Transcribe the records exactly. Pictures do not belong in the transcription.

### [EXERCISE MATERIALS]
---

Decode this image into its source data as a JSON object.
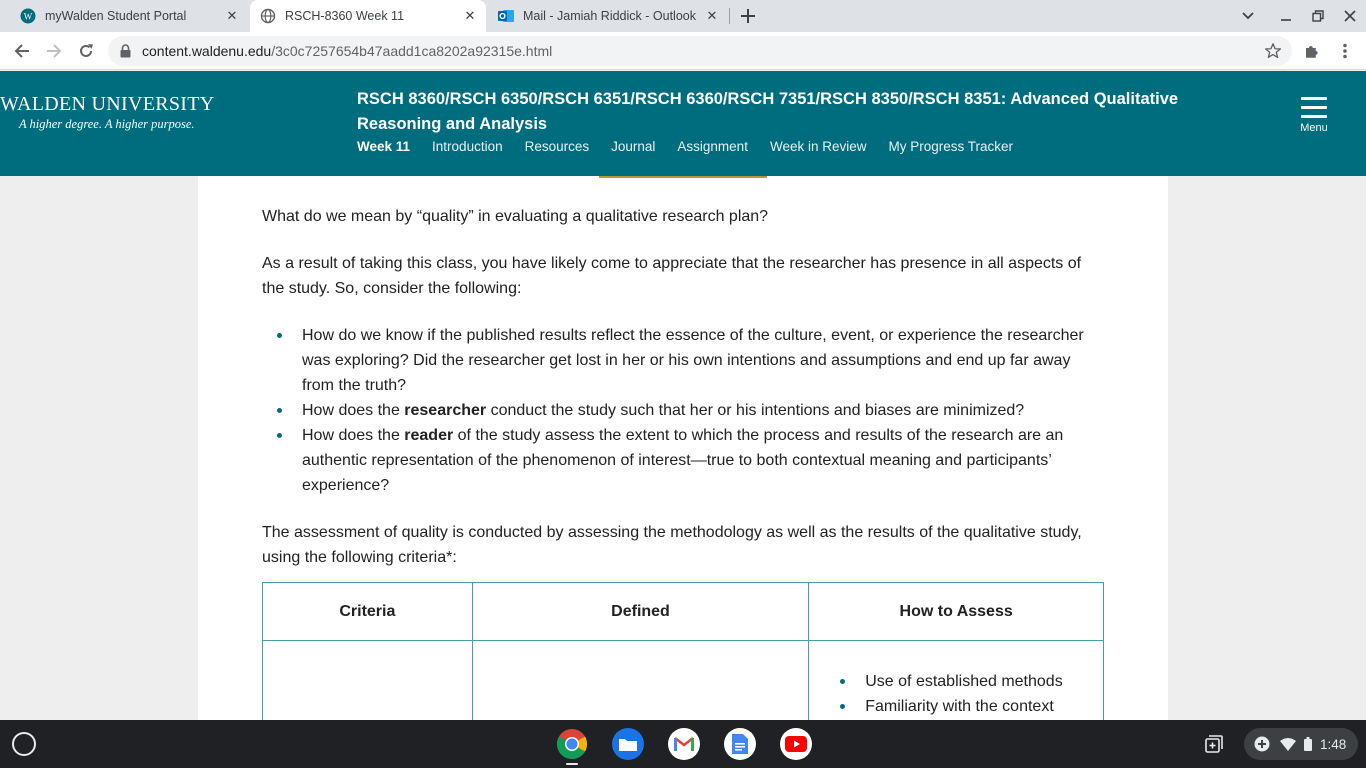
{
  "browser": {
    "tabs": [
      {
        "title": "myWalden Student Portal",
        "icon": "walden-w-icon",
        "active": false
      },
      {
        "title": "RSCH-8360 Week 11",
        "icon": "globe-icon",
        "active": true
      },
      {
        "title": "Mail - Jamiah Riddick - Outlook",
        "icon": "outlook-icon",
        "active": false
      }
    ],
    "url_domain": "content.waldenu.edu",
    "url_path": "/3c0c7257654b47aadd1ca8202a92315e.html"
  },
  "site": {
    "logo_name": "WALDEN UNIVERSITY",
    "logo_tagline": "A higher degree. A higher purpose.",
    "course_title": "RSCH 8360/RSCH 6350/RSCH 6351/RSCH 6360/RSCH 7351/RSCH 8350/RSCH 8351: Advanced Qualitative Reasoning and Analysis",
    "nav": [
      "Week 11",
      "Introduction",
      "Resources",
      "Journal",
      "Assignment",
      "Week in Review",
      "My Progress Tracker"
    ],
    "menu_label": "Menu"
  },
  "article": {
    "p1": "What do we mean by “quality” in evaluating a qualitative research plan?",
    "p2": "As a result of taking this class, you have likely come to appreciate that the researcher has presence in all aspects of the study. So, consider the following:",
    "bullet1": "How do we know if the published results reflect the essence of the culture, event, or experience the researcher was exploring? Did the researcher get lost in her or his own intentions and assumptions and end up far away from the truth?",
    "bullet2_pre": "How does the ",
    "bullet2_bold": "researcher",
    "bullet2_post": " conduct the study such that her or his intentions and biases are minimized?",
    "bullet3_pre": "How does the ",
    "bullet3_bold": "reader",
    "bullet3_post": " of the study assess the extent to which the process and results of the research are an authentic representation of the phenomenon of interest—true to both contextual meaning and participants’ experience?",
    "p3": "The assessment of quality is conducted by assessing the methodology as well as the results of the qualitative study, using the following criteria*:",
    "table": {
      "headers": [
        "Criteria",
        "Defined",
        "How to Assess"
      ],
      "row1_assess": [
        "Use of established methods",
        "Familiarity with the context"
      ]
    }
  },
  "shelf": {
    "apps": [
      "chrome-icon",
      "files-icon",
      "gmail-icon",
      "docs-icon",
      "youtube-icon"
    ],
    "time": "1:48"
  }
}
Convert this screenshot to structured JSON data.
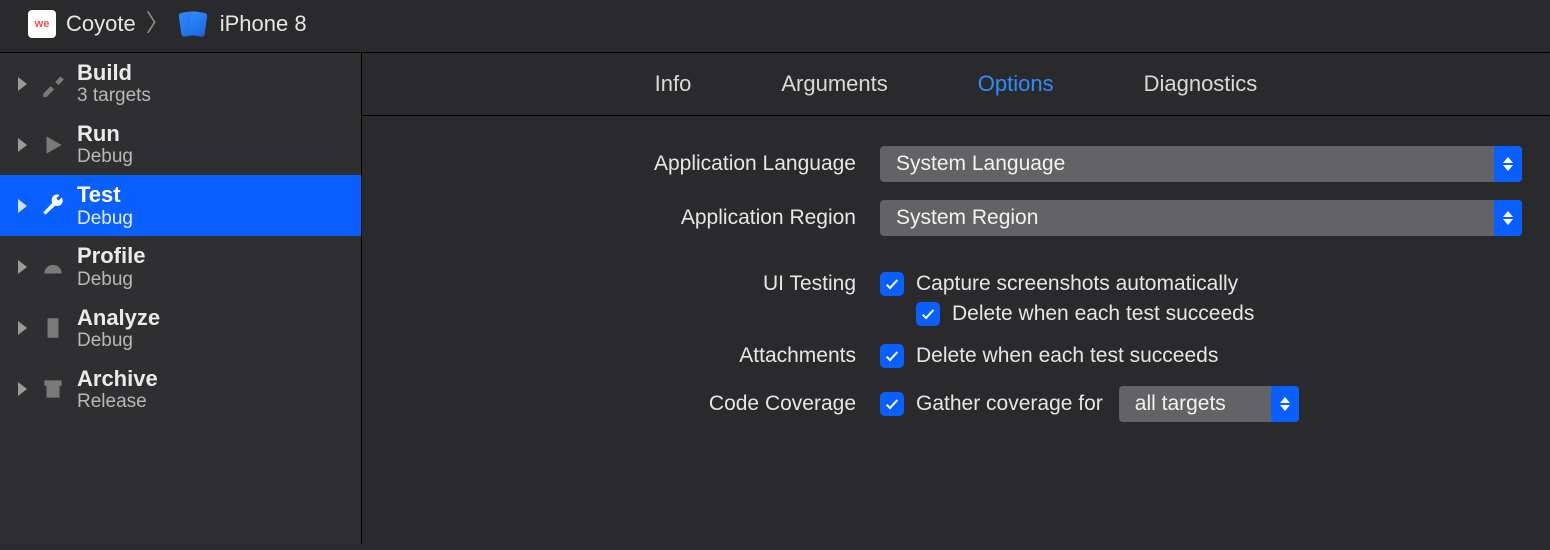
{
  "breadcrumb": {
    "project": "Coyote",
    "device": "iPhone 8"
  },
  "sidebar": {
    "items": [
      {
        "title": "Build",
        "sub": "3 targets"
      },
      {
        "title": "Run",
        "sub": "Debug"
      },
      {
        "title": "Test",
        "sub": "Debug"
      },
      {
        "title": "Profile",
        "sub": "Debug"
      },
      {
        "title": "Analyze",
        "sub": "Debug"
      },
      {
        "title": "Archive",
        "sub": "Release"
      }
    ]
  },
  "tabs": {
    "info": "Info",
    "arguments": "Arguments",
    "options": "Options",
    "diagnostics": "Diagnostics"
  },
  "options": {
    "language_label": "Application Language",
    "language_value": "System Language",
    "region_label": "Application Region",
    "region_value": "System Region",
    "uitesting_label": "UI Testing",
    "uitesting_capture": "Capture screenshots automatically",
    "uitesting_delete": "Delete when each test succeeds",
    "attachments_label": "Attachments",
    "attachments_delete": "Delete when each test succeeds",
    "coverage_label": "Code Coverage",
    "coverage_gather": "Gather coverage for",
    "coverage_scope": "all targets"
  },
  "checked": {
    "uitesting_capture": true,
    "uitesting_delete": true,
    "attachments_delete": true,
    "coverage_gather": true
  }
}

---

### [FINISHED TASK]
Decode this image into its source data as a JSON object.
{
  "browser": {
    "tabs": [
      {
        "title": "myWalden Student Portal",
        "icon": "walden-w-icon",
        "active": false
      },
      {
        "title": "RSCH-8360 Week 11",
        "icon": "globe-icon",
        "active": true
      },
      {
        "title": "Mail - Jamiah Riddick - Outlook",
        "icon": "outlook-icon",
        "active": false
      }
    ],
    "url_domain": "content.waldenu.edu",
    "url_path": "/3c0c7257654b47aadd1ca8202a92315e.html"
  },
  "site": {
    "logo_name": "WALDEN UNIVERSITY",
    "logo_tagline": "A higher degree. A higher purpose.",
    "course_title": "RSCH 8360/RSCH 6350/RSCH 6351/RSCH 6360/RSCH 7351/RSCH 8350/RSCH 8351: Advanced Qualitative Reasoning and Analysis",
    "nav": [
      "Week 11",
      "Introduction",
      "Resources",
      "Journal",
      "Assignment",
      "Week in Review",
      "My Progress Tracker"
    ],
    "menu_label": "Menu"
  },
  "article": {
    "p1": "What do we mean by “quality” in evaluating a qualitative research plan?",
    "p2": "As a result of taking this class, you have likely come to appreciate that the researcher has presence in all aspects of the study. So, consider the following:",
    "bullet1": "How do we know if the published results reflect the essence of the culture, event, or experience the researcher was exploring? Did the researcher get lost in her or his own intentions and assumptions and end up far away from the truth?",
    "bullet2_pre": "How does the ",
    "bullet2_bold": "researcher",
    "bullet2_post": " conduct the study such that her or his intentions and biases are minimized?",
    "bullet3_pre": "How does the ",
    "bullet3_bold": "reader",
    "bullet3_post": " of the study assess the extent to which the process and results of the research are an authentic representation of the phenomenon of interest—true to both contextual meaning and participants’ experience?",
    "p3": "The assessment of quality is conducted by assessing the methodology as well as the results of the qualitative study, using the following criteria*:",
    "table": {
      "headers": [
        "Criteria",
        "Defined",
        "How to Assess"
      ],
      "row1_assess": [
        "Use of established methods",
        "Familiarity with the context"
      ]
    }
  },
  "shelf": {
    "apps": [
      "chrome-icon",
      "files-icon",
      "gmail-icon",
      "docs-icon",
      "youtube-icon"
    ],
    "time": "1:48"
  }
}
Convert this screenshot to structured JSON data.
{
  "breadcrumb": {
    "project": "Coyote",
    "device": "iPhone 8"
  },
  "sidebar": {
    "items": [
      {
        "title": "Build",
        "sub": "3 targets"
      },
      {
        "title": "Run",
        "sub": "Debug"
      },
      {
        "title": "Test",
        "sub": "Debug"
      },
      {
        "title": "Profile",
        "sub": "Debug"
      },
      {
        "title": "Analyze",
        "sub": "Debug"
      },
      {
        "title": "Archive",
        "sub": "Release"
      }
    ]
  },
  "tabs": {
    "info": "Info",
    "arguments": "Arguments",
    "options": "Options",
    "diagnostics": "Diagnostics"
  },
  "options": {
    "language_label": "Application Language",
    "language_value": "System Language",
    "region_label": "Application Region",
    "region_value": "System Region",
    "uitesting_label": "UI Testing",
    "uitesting_capture": "Capture screenshots automatically",
    "uitesting_delete": "Delete when each test succeeds",
    "attachments_label": "Attachments",
    "attachments_delete": "Delete when each test succeeds",
    "coverage_label": "Code Coverage",
    "coverage_gather": "Gather coverage for",
    "coverage_scope": "all targets"
  },
  "checked": {
    "uitesting_capture": true,
    "uitesting_delete": true,
    "attachments_delete": true,
    "coverage_gather": true
  }
}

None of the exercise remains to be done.